- TASK STATEMENT -
Output all of the entries below precisely as written.

Saved entries
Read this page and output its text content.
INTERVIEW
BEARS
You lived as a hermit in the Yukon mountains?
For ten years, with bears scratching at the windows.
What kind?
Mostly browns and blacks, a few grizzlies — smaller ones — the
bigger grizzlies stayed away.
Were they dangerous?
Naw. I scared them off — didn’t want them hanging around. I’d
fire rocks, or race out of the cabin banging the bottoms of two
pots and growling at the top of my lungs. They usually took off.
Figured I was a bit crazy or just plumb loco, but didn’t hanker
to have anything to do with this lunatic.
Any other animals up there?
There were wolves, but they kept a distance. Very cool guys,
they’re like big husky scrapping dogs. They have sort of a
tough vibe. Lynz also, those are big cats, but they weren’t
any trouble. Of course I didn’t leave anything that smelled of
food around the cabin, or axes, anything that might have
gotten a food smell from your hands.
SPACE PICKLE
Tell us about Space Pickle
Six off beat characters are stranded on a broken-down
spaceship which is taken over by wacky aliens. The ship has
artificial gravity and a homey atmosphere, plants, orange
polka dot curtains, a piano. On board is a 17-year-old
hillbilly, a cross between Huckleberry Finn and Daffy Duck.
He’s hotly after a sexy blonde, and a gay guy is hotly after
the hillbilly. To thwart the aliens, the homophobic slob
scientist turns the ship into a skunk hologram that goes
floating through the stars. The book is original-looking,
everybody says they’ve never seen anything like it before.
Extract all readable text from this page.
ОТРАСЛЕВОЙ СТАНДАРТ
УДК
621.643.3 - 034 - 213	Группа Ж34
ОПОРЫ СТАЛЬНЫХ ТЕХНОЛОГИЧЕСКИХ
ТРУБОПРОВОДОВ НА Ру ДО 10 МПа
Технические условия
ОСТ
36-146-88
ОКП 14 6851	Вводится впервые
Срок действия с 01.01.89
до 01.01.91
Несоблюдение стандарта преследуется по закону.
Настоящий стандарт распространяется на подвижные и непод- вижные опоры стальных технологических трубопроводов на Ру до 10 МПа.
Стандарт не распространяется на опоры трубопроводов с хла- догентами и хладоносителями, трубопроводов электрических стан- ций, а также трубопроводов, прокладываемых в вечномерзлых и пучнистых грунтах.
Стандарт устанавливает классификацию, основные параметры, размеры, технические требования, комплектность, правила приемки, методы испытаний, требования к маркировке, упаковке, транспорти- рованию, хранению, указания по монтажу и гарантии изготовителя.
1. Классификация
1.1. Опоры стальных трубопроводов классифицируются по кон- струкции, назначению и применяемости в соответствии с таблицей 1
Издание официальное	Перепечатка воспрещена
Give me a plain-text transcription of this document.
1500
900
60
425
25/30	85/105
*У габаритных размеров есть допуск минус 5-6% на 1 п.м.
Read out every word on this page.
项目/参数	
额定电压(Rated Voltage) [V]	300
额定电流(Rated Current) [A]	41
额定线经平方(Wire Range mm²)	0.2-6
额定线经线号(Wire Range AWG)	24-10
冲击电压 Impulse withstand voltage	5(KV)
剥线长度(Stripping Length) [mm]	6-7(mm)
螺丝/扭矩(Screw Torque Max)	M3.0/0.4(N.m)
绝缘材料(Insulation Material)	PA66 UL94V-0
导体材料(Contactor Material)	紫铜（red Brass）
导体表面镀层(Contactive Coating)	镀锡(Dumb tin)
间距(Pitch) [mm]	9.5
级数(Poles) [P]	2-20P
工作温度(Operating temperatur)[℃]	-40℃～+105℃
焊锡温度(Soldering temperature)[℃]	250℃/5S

- TASK ANSWER -
Read this page and output its text content.
INTERVIEW
BEARS
You lived as a hermit in the Yukon mountains?
For ten years, with bears scratching at the windows.
What kind?
Mostly browns and blacks, a few grizzlies — smaller ones — the
bigger grizzlies stayed away.
Were they dangerous?
Naw. I scared them off — didn’t want them hanging around. I’d
fire rocks, or race out of the cabin banging the bottoms of two
pots and growling at the top of my lungs. They usually took off.
Figured I was a bit crazy or just plumb loco, but didn’t hanker
to have anything to do with this lunatic.
Any other animals up there?
There were wolves, but they kept a distance. Very cool guys,
they’re like big husky scrapping dogs. They have sort of a
tough vibe. Lynz also, those are big cats, but they weren’t
any trouble. Of course I didn’t leave anything that smelled of
food around the cabin, or axes, anything that might have
gotten a food smell from your hands.
SPACE PICKLE
Tell us about Space Pickle
Six off beat characters are stranded on a broken-down
spaceship which is taken over by wacky aliens. The ship has
artificial gravity and a homey atmosphere, plants, orange
polka dot curtains, a piano. On board is a 17-year-old
hillbilly, a cross between Huckleberry Finn and Daffy Duck.
He’s hotly after a sexy blonde, and a gay guy is hotly after
the hillbilly. To thwart the aliens, the homophobic slob
scientist turns the ship into a skunk hologram that goes
floating through the stars. The book is original-looking,
everybody says they’ve never seen anything like it before.
Extract all readable text from this page.
ОТРАСЛЕВОЙ СТАНДАРТ
УДК
621.643.3 - 034 - 213	Группа Ж34
ОПОРЫ СТАЛЬНЫХ ТЕХНОЛОГИЧЕСКИХ
ТРУБОПРОВОДОВ НА Ру ДО 10 МПа
Технические условия
ОСТ
36-146-88
ОКП 14 6851	Вводится впервые
Срок действия с 01.01.89
до 01.01.91
Несоблюдение стандарта преследуется по закону.
Настоящий стандарт распространяется на подвижные и непод- вижные опоры стальных технологических трубопроводов на Ру до 10 МПа.
Стандарт не распространяется на опоры трубопроводов с хла- догентами и хладоносителями, трубопроводов электрических стан- ций, а также трубопроводов, прокладываемых в вечномерзлых и пучнистых грунтах.
Стандарт устанавливает классификацию, основные параметры, размеры, технические требования, комплектность, правила приемки, методы испытаний, требования к маркировке, упаковке, транспорти- рованию, хранению, указания по монтажу и гарантии изготовителя.
1. Классификация
1.1. Опоры стальных трубопроводов классифицируются по кон- струкции, назначению и применяемости в соответствии с таблицей 1
Издание официальное	Перепечатка воспрещена
Give me a plain-text transcription of this document.
1500
900
60
425
25/30	85/105
*У габаритных размеров есть допуск минус 5-6% на 1 п.м.
Read out every word on this page.
项目/参数	
额定电压(Rated Voltage) [V]	300
额定电流(Rated Current) [A]	41
额定线经平方(Wire Range mm²)	0.2-6
额定线经线号(Wire Range AWG)	24-10
冲击电压 Impulse withstand voltage	5(KV)
剥线长度(Stripping Length) [mm]	6-7(mm)
螺丝/扭矩(Screw Torque Max)	M3.0/0.4(N.m)
绝缘材料(Insulation Material)	PA66 UL94V-0
导体材料(Contactor Material)	紫铜（red Brass）
导体表面镀层(Contactive Coating)	镀锡(Dumb tin)
间距(Pitch) [mm]	9.5
级数(Poles) [P]	2-20P
工作温度(Operating temperatur)[℃]	-40℃～+105℃
焊锡温度(Soldering temperature)[℃]	250℃/5S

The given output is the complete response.